■ **EXERCISE GOAL**
Restate the records below word for word.

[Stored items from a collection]
= = = =

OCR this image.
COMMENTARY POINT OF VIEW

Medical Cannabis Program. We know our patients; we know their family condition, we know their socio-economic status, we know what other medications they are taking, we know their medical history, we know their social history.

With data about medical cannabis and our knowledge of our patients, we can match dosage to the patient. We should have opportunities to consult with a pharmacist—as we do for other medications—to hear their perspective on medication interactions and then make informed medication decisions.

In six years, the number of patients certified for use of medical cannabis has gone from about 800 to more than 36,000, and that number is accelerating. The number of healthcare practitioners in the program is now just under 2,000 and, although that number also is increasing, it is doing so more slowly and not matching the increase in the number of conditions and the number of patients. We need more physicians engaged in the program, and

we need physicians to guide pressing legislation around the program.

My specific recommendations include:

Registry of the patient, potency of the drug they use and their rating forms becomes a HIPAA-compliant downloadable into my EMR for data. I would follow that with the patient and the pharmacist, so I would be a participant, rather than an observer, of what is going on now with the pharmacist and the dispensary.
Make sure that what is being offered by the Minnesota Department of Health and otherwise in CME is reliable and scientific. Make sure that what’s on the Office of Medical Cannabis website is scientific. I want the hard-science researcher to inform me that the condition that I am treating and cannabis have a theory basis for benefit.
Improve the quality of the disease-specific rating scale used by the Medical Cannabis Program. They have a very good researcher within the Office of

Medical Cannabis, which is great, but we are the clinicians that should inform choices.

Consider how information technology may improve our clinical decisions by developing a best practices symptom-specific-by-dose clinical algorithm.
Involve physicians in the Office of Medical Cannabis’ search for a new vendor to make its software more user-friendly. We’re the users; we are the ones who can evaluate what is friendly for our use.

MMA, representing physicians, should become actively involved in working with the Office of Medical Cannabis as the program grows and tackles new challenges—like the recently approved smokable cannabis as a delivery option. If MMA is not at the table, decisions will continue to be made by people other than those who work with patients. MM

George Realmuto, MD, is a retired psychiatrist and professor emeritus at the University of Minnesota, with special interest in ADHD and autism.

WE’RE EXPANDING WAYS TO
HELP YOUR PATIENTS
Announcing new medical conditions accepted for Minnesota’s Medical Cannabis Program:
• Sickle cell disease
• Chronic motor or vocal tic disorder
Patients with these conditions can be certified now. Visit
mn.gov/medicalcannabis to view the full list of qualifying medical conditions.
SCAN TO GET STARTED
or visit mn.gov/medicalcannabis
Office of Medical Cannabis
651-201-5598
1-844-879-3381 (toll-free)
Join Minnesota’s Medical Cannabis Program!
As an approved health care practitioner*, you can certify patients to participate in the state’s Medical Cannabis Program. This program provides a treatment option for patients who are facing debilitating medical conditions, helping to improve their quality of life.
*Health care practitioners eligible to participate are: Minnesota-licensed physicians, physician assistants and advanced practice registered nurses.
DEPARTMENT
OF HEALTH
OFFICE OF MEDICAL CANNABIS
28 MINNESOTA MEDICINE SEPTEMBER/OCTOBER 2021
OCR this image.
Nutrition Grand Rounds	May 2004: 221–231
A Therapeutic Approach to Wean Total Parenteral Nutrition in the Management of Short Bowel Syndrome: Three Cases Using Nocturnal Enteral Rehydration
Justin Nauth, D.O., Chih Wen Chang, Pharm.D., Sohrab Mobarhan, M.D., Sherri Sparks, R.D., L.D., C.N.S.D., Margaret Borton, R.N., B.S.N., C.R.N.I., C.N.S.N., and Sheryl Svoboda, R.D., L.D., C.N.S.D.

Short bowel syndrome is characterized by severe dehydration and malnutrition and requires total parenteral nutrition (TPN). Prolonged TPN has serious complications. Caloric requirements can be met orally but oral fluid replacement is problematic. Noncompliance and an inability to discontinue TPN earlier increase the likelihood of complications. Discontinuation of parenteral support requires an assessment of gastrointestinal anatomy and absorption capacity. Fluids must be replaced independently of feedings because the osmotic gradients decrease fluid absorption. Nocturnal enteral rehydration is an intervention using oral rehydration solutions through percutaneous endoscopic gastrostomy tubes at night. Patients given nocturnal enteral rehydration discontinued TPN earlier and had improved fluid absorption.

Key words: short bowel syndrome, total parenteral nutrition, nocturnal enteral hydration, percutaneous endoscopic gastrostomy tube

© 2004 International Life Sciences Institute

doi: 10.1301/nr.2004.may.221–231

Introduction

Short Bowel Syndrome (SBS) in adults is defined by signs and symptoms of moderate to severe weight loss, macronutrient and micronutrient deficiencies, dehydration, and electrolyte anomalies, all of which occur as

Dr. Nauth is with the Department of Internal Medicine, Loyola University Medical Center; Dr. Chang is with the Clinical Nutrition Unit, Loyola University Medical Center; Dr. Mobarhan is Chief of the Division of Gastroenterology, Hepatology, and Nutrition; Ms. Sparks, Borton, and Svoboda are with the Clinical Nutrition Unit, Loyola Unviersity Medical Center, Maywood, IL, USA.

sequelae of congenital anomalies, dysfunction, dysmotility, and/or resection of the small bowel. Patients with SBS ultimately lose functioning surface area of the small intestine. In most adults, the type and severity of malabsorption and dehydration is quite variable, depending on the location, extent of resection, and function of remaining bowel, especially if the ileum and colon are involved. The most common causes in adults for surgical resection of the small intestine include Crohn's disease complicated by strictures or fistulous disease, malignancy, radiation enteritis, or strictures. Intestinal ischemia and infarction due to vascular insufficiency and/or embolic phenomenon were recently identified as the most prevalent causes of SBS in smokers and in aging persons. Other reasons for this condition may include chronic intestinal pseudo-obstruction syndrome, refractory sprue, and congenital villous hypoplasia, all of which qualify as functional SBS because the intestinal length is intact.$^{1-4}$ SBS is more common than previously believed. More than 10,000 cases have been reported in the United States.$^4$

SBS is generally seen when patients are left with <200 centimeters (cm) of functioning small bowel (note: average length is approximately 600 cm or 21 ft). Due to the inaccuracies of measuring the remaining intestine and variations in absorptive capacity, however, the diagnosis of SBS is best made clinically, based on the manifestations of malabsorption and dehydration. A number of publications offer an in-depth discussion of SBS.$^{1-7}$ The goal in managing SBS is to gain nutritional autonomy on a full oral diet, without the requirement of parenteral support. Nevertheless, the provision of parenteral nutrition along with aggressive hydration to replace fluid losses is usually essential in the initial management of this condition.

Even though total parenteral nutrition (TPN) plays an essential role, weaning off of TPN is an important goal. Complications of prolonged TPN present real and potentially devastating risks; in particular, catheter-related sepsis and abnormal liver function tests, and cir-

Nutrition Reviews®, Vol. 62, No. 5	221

= = = =

■ **OUTPUT OF THE EXERCISE**
OCR this image.
COMMENTARY POINT OF VIEW

Medical Cannabis Program. We know our patients; we know their family condition, we know their socio-economic status, we know what other medications they are taking, we know their medical history, we know their social history.

With data about medical cannabis and our knowledge of our patients, we can match dosage to the patient. We should have opportunities to consult with a pharmacist—as we do for other medications—to hear their perspective on medication interactions and then make informed medication decisions.

In six years, the number of patients certified for use of medical cannabis has gone from about 800 to more than 36,000, and that number is accelerating. The number of healthcare practitioners in the program is now just under 2,000 and, although that number also is increasing, it is doing so more slowly and not matching the increase in the number of conditions and the number of patients. We need more physicians engaged in the program, and

we need physicians to guide pressing legislation around the program.

My specific recommendations include:

Registry of the patient, potency of the drug they use and their rating forms becomes a HIPAA-compliant downloadable into my EMR for data. I would follow that with the patient and the pharmacist, so I would be a participant, rather than an observer, of what is going on now with the pharmacist and the dispensary.
Make sure that what is being offered by the Minnesota Department of Health and otherwise in CME is reliable and scientific. Make sure that what’s on the Office of Medical Cannabis website is scientific. I want the hard-science researcher to inform me that the condition that I am treating and cannabis have a theory basis for benefit.
Improve the quality of the disease-specific rating scale used by the Medical Cannabis Program. They have a very good researcher within the Office of

Medical Cannabis, which is great, but we are the clinicians that should inform choices.

Consider how information technology may improve our clinical decisions by developing a best practices symptom-specific-by-dose clinical algorithm.
Involve physicians in the Office of Medical Cannabis’ search for a new vendor to make its software more user-friendly. We’re the users; we are the ones who can evaluate what is friendly for our use.

MMA, representing physicians, should become actively involved in working with the Office of Medical Cannabis as the program grows and tackles new challenges—like the recently approved smokable cannabis as a delivery option. If MMA is not at the table, decisions will continue to be made by people other than those who work with patients. MM

George Realmuto, MD, is a retired psychiatrist and professor emeritus at the University of Minnesota, with special interest in ADHD and autism.

WE’RE EXPANDING WAYS TO
HELP YOUR PATIENTS
Announcing new medical conditions accepted for Minnesota’s Medical Cannabis Program:
• Sickle cell disease
• Chronic motor or vocal tic disorder
Patients with these conditions can be certified now. Visit
mn.gov/medicalcannabis to view the full list of qualifying medical conditions.
SCAN TO GET STARTED
or visit mn.gov/medicalcannabis
Office of Medical Cannabis
651-201-5598
1-844-879-3381 (toll-free)
Join Minnesota’s Medical Cannabis Program!
As an approved health care practitioner*, you can certify patients to participate in the state’s Medical Cannabis Program. This program provides a treatment option for patients who are facing debilitating medical conditions, helping to improve their quality of life.
*Health care practitioners eligible to participate are: Minnesota-licensed physicians, physician assistants and advanced practice registered nurses.
DEPARTMENT
OF HEALTH
OFFICE OF MEDICAL CANNABIS
28 MINNESOTA MEDICINE SEPTEMBER/OCTOBER 2021
OCR this image.
Nutrition Grand Rounds	May 2004: 221–231
A Therapeutic Approach to Wean Total Parenteral Nutrition in the Management of Short Bowel Syndrome: Three Cases Using Nocturnal Enteral Rehydration
Justin Nauth, D.O., Chih Wen Chang, Pharm.D., Sohrab Mobarhan, M.D., Sherri Sparks, R.D., L.D., C.N.S.D., Margaret Borton, R.N., B.S.N., C.R.N.I., C.N.S.N., and Sheryl Svoboda, R.D., L.D., C.N.S.D.

Short bowel syndrome is characterized by severe dehydration and malnutrition and requires total parenteral nutrition (TPN). Prolonged TPN has serious complications. Caloric requirements can be met orally but oral fluid replacement is problematic. Noncompliance and an inability to discontinue TPN earlier increase the likelihood of complications. Discontinuation of parenteral support requires an assessment of gastrointestinal anatomy and absorption capacity. Fluids must be replaced independently of feedings because the osmotic gradients decrease fluid absorption. Nocturnal enteral rehydration is an intervention using oral rehydration solutions through percutaneous endoscopic gastrostomy tubes at night. Patients given nocturnal enteral rehydration discontinued TPN earlier and had improved fluid absorption.

Key words: short bowel syndrome, total parenteral nutrition, nocturnal enteral hydration, percutaneous endoscopic gastrostomy tube

© 2004 International Life Sciences Institute

doi: 10.1301/nr.2004.may.221–231

Introduction

Short Bowel Syndrome (SBS) in adults is defined by signs and symptoms of moderate to severe weight loss, macronutrient and micronutrient deficiencies, dehydration, and electrolyte anomalies, all of which occur as

Dr. Nauth is with the Department of Internal Medicine, Loyola University Medical Center; Dr. Chang is with the Clinical Nutrition Unit, Loyola University Medical Center; Dr. Mobarhan is Chief of the Division of Gastroenterology, Hepatology, and Nutrition; Ms. Sparks, Borton, and Svoboda are with the Clinical Nutrition Unit, Loyola Unviersity Medical Center, Maywood, IL, USA.

sequelae of congenital anomalies, dysfunction, dysmotility, and/or resection of the small bowel. Patients with SBS ultimately lose functioning surface area of the small intestine. In most adults, the type and severity of malabsorption and dehydration is quite variable, depending on the location, extent of resection, and function of remaining bowel, especially if the ileum and colon are involved. The most common causes in adults for surgical resection of the small intestine include Crohn's disease complicated by strictures or fistulous disease, malignancy, radiation enteritis, or strictures. Intestinal ischemia and infarction due to vascular insufficiency and/or embolic phenomenon were recently identified as the most prevalent causes of SBS in smokers and in aging persons. Other reasons for this condition may include chronic intestinal pseudo-obstruction syndrome, refractory sprue, and congenital villous hypoplasia, all of which qualify as functional SBS because the intestinal length is intact.$^{1-4}$ SBS is more common than previously believed. More than 10,000 cases have been reported in the United States.$^4$

SBS is generally seen when patients are left with <200 centimeters (cm) of functioning small bowel (note: average length is approximately 600 cm or 21 ft). Due to the inaccuracies of measuring the remaining intestine and variations in absorptive capacity, however, the diagnosis of SBS is best made clinically, based on the manifestations of malabsorption and dehydration. A number of publications offer an in-depth discussion of SBS.$^{1-7}$ The goal in managing SBS is to gain nutritional autonomy on a full oral diet, without the requirement of parenteral support. Nevertheless, the provision of parenteral nutrition along with aggressive hydration to replace fluid losses is usually essential in the initial management of this condition.

Even though total parenteral nutrition (TPN) plays an essential role, weaning off of TPN is an important goal. Complications of prolonged TPN present real and potentially devastating risks; in particular, catheter-related sepsis and abnormal liver function tests, and cir-

Nutrition Reviews®, Vol. 62, No. 5	221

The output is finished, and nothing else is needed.